* RECORDED INFORMATION

○ ○ ○ ○ ○ ○ ○

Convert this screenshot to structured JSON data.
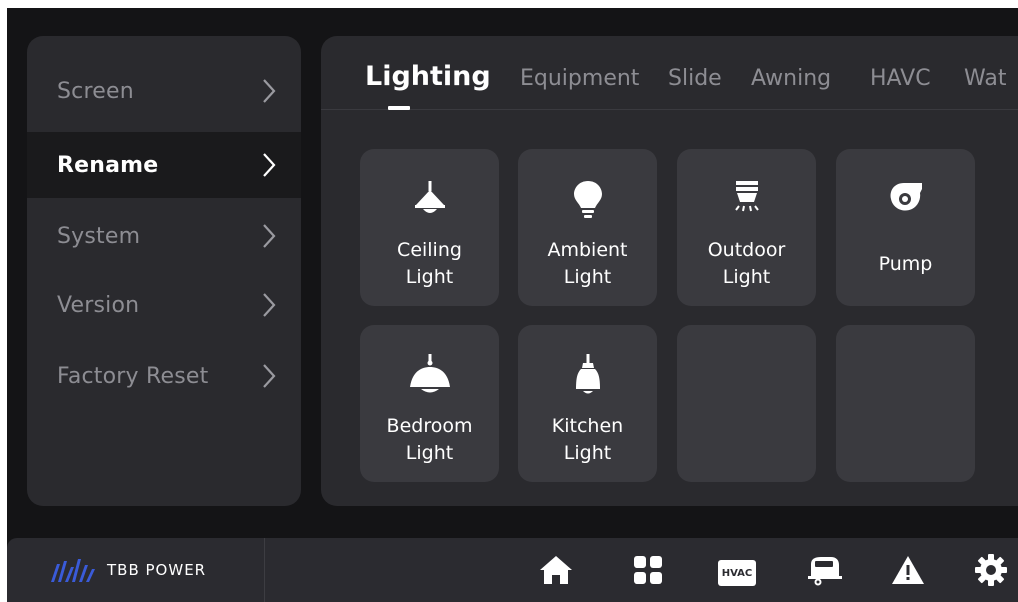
{
  "menu": {
    "items": [
      {
        "label": "Screen"
      },
      {
        "label": "Rename"
      },
      {
        "label": "System"
      },
      {
        "label": "Version"
      },
      {
        "label": "Factory Reset"
      }
    ],
    "active_index": 1
  },
  "tabs": [
    {
      "label": "Lighting"
    },
    {
      "label": "Equipment"
    },
    {
      "label": "Slide"
    },
    {
      "label": "Awning"
    },
    {
      "label": "HAVC"
    },
    {
      "label": "Wat"
    }
  ],
  "active_tab": "Lighting",
  "tiles": [
    {
      "line1": "Ceiling",
      "line2": "Light",
      "icon": "ceiling-lamp-icon"
    },
    {
      "line1": "Ambient",
      "line2": "Light",
      "icon": "bulb-icon"
    },
    {
      "line1": "Outdoor",
      "line2": "Light",
      "icon": "outdoor-light-icon"
    },
    {
      "line1": "Pump",
      "line2": "",
      "icon": "pump-icon"
    },
    {
      "line1": "Bedroom",
      "line2": "Light",
      "icon": "dome-lamp-icon"
    },
    {
      "line1": "Kitchen",
      "line2": "Light",
      "icon": "pendant-lamp-icon"
    }
  ],
  "brand": {
    "name": "TBB POWER"
  },
  "nav": {
    "home_icon": "home-icon",
    "grid_icon": "grid-icon",
    "hvac_label": "HVAC",
    "camper_icon": "camper-icon",
    "alert_icon": "warning-icon",
    "settings_icon": "gear-icon"
  },
  "colors": {
    "background": "#141416",
    "panel": "#2a2a2e",
    "tile": "#3a3a3f",
    "active_text": "#ffffff",
    "muted_text": "#8d8d93",
    "brand_blue": "#3a5bd9"
  }
}
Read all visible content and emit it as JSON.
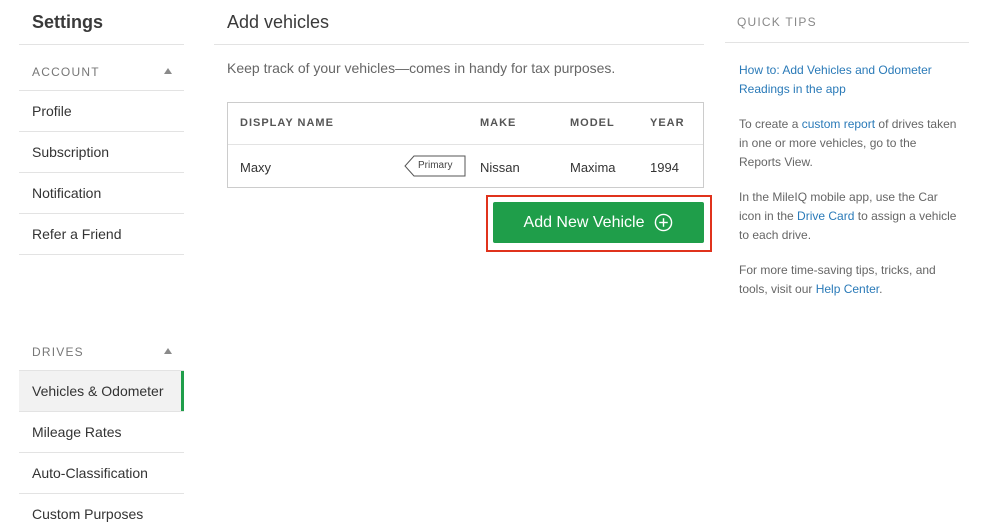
{
  "sidebar": {
    "title": "Settings",
    "account": {
      "header": "ACCOUNT",
      "items": [
        "Profile",
        "Subscription",
        "Notification",
        "Refer a Friend"
      ]
    },
    "drives": {
      "header": "DRIVES",
      "items": [
        "Vehicles & Odometer",
        "Mileage Rates",
        "Auto-Classification",
        "Custom Purposes"
      ],
      "active": "Vehicles & Odometer"
    }
  },
  "main": {
    "title": "Add vehicles",
    "description": "Keep track of your vehicles—comes in handy for tax purposes.",
    "table": {
      "headers": {
        "display_name": "DISPLAY NAME",
        "make": "MAKE",
        "model": "MODEL",
        "year": "YEAR"
      },
      "rows": [
        {
          "display_name": "Maxy",
          "tag": "Primary",
          "make": "Nissan",
          "model": "Maxima",
          "year": "1994"
        }
      ]
    },
    "add_button_label": "Add New Vehicle"
  },
  "tips": {
    "title": "QUICK TIPS",
    "link": "How to: Add Vehicles and Odometer Readings in the app",
    "tip1": {
      "before": "To create a ",
      "link": "custom report",
      "after": " of drives taken in one or more vehicles, go to the Reports View."
    },
    "tip2": {
      "before": "In the MileIQ mobile app, use the Car icon in the ",
      "link": "Drive Card",
      "after": " to assign a vehicle to each drive."
    },
    "tip3": {
      "before": "For more time-saving tips, tricks, and tools, visit our ",
      "link": "Help Center",
      "after": "."
    }
  },
  "colors": {
    "accent_green": "#1f9e4a",
    "link_blue": "#2a7ab8",
    "highlight_red": "#e0321c"
  },
  "icons": {
    "add_button": "plus-circle-icon",
    "section_toggle": "caret-up-icon"
  }
}
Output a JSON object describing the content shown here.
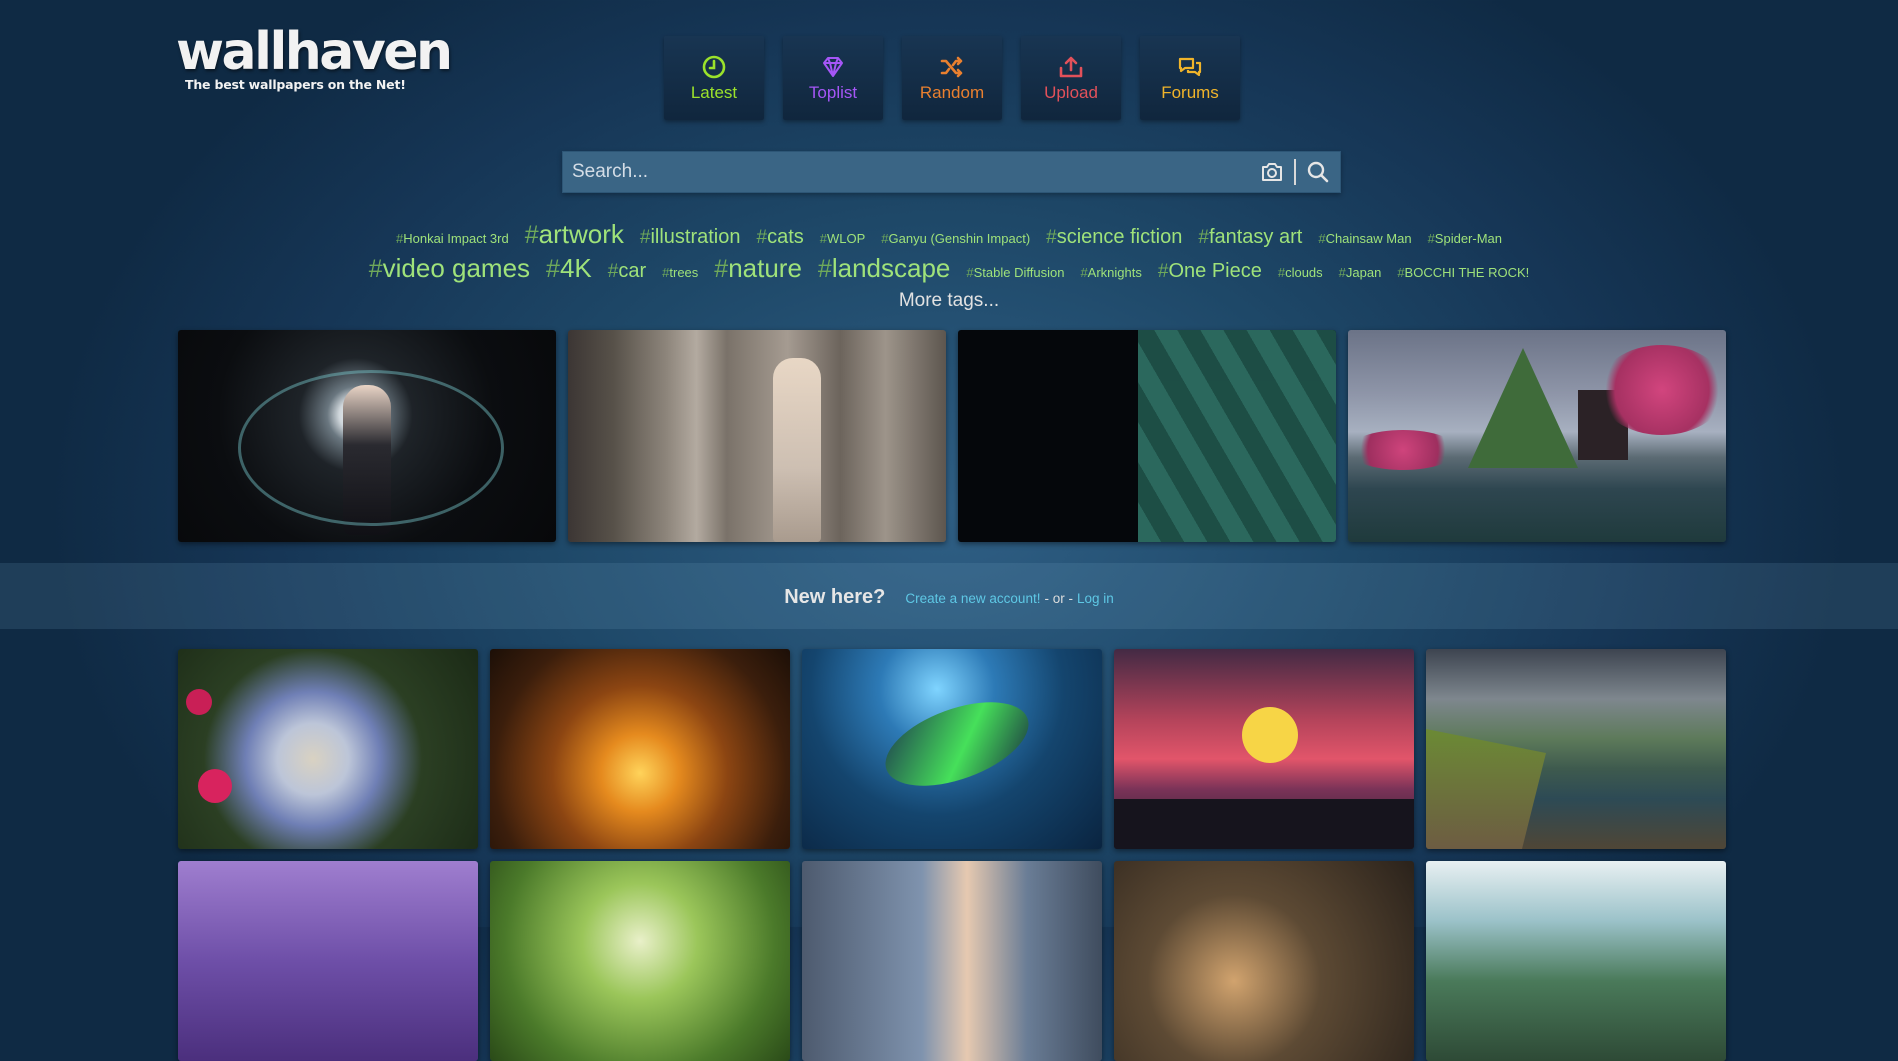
{
  "logo": {
    "name": "wallhaven",
    "tagline": "The best wallpapers on the Net!"
  },
  "nav": [
    {
      "label": "Latest",
      "color": "#9be22b",
      "icon": "clock-icon"
    },
    {
      "label": "Toplist",
      "color": "#a556f6",
      "icon": "diamond-icon"
    },
    {
      "label": "Random",
      "color": "#e9802f",
      "icon": "shuffle-icon"
    },
    {
      "label": "Upload",
      "color": "#e2515a",
      "icon": "upload-icon"
    },
    {
      "label": "Forums",
      "color": "#f0b42a",
      "icon": "chat-icon"
    }
  ],
  "search": {
    "placeholder": "Search...",
    "camera_icon": "camera-icon",
    "search_icon": "search-icon"
  },
  "tags": {
    "row1": [
      {
        "name": "Honkai Impact 3rd",
        "size": "small"
      },
      {
        "name": "artwork",
        "size": "large"
      },
      {
        "name": "illustration",
        "size": "medium"
      },
      {
        "name": "cats",
        "size": "medium"
      },
      {
        "name": "WLOP",
        "size": "small"
      },
      {
        "name": "Ganyu (Genshin Impact)",
        "size": "small"
      },
      {
        "name": "science fiction",
        "size": "medium"
      },
      {
        "name": "fantasy art",
        "size": "medium"
      },
      {
        "name": "Chainsaw Man",
        "size": "small"
      },
      {
        "name": "Spider-Man",
        "size": "small"
      }
    ],
    "row2": [
      {
        "name": "video games",
        "size": "large"
      },
      {
        "name": "4K",
        "size": "large"
      },
      {
        "name": "car",
        "size": "medium"
      },
      {
        "name": "trees",
        "size": "small"
      },
      {
        "name": "nature",
        "size": "large"
      },
      {
        "name": "landscape",
        "size": "large"
      },
      {
        "name": "Stable Diffusion",
        "size": "small"
      },
      {
        "name": "Arknights",
        "size": "small"
      },
      {
        "name": "One Piece",
        "size": "medium"
      },
      {
        "name": "clouds",
        "size": "small"
      },
      {
        "name": "Japan",
        "size": "small"
      },
      {
        "name": "BOCCHI THE ROCK!",
        "size": "small"
      }
    ],
    "more": "More tags..."
  },
  "featured": [
    "anime-girl-twin-tails-wallpaper",
    "woman-white-dress-columns-wallpaper",
    "green-hexagon-pattern-wallpaper",
    "pixel-art-pagoda-landscape-wallpaper"
  ],
  "signup": {
    "question": "New here?",
    "create": "Create a new account!",
    "or": "- or -",
    "login": "Log in"
  },
  "grid": [
    "astronaut-skull-flowers",
    "workshop-interior",
    "neon-shark-underwater",
    "sunset-city-cat",
    "sea-cliffs-landscape",
    "purple-city-street",
    "green-tree",
    "woman-portrait",
    "plant-closeup",
    "mountain-road"
  ]
}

○ ○ ○ ○ ○ ○ ○

Take each line of the material that contains the word "lamp" and list it.

* EXERCISE OUTPUT
      "icon": "ceiling-lamp-icon"
      "icon": "dome-lamp-icon"
      "icon": "pendant-lamp-icon"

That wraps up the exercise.